Given task
Pick out the lines below that contain the string "Tandoori" and copy them all.
** begin **
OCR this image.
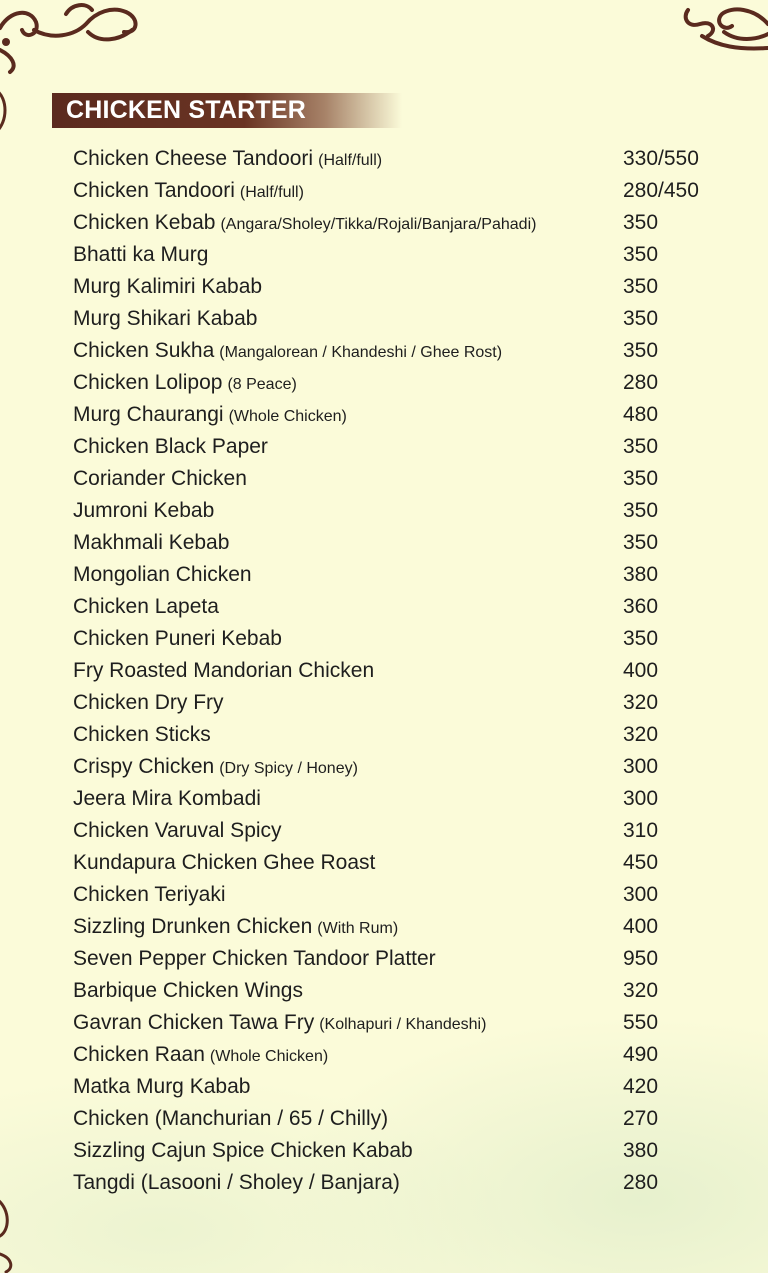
CHICKEN STARTER
Chicken Cheese Tandoori (Half/full)	330/550
Chicken Tandoori (Half/full)	280/450
Chicken Kebab (Angara/Sholey/Tikka/Rojali/Banjara/Pahadi)	350
Bhatti ka Murg	350
Murg Kalimiri Kabab	350
Murg Shikari Kabab	350
Chicken Sukha (Mangalorean / Khandeshi / Ghee Rost)	350
Chicken Lolipop (8 Peace)	280
Murg Chaurangi (Whole Chicken)	480
Chicken Black Paper	350
Coriander Chicken	350
Jumroni Kebab	350
Makhmali Kebab	350
Mongolian Chicken	380
Chicken Lapeta	360
Chicken Puneri Kebab	350
Fry Roasted Mandorian Chicken	400
Chicken Dry Fry	320
Chicken Sticks	320
Crispy Chicken (Dry Spicy / Honey)	300
Jeera Mira Kombadi	300
Chicken Varuval Spicy	310
Kundapura Chicken Ghee Roast	450
Chicken Teriyaki	300
Sizzling Drunken Chicken (With Rum)	400
Seven Pepper Chicken Tandoor Platter	950
Barbique Chicken Wings	320
Gavran Chicken Tawa Fry (Kolhapuri / Khandeshi)	550
Chicken Raan (Whole Chicken)	490
Matka Murg Kabab	420
Chicken (Manchurian / 65 / Chilly)	270
Sizzling Cajun Spice Chicken Kabab	380
Tangdi (Lasooni / Sholey / Banjara)	280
** end **
Answer to the exercise
Chicken Cheese Tandoori (Half/full)	330/550
Chicken Tandoori (Half/full)	280/450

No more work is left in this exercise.